> CONSIGNE: D'après le texte sur les lettres de Napoléon à Marie-Louise, que trouva chaque invité en ouvrant sa serviette au souper chez l'Empereur ?

> TEXTE:
####################

02 mai 2009

J'ai été mouillé

"Mon amie, il y a eu hier une grande bataille, la victoire m'est restée, mais j'ai perdu bien du monde. (..) Je suis un peu fatigué, j'ai été mouillé deux ou trois fois dans la journée."
Lettres de Napoléon à Marie-Louise après les batailles d'Eylau et de Bautzen.


Un mari trempé, menacé d'un rhume, écrit à sa femme. C'est une expression du réel. Vingt-cinq mille morts français, la moitié chez les Russes (Eylau), vingt-mille de part et d'autre (Bautzen), c'en est une autre. Vie privée, vie publique. « Quel massacre! Et sans résultats! Spectacle bien fait pour inspirer aux princes l'amour de la paix et l'horreur de la guerre » écrit-il au soir de la bataille d'Eylau, avant d'inviter à dîner les officiers d'artillerie. « Pour aller souper chez l'Empereur, nous passions entre deux montagnes de corps, de membres mis en pièces, des bras, des têtes, hélas! celles de nos amis », racontera un des invités. « Personne n'avait faim , mais ce qui dégoûta encore plus et mit le comble à la nausée, c'est que chacun, en ouvrant sa serviette, y trouva un billet de banque. » Un billet de banque pour faire oublier l'horreur d'une bataille dont la victoire fut revendiquée par les deux parties: les troupes françaises, restées maîtres du terrain, les Russes repliés en bon ordre,  les Français décrits comme trop épuisés pour les poursuivre. Que de réflexions possibles sur la vanité des événements et la duplicité des personnes en si peu de lignes. L'élévation des réflexions pacifistes de l'empereur ("inspirer aux princes l'amour de la paix et l'horreur de la guerre") résiste mal à la longue énumération des bataillles ayant émaillé son règne et à la récompense prosaïque du repas d'après bataille... dont feint s'indigner une des participants dans ses mémoires. Les choses ont-elle changé aujourd'hui?

####################

> DONNÉES RECUEILLIES:
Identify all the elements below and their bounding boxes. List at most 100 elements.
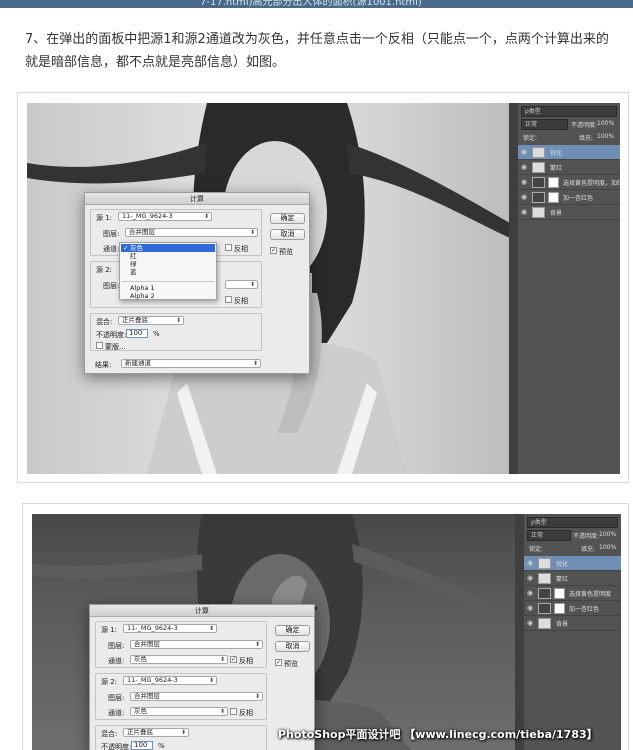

####################

> RÉPONSE FINALE: Un billet de banque.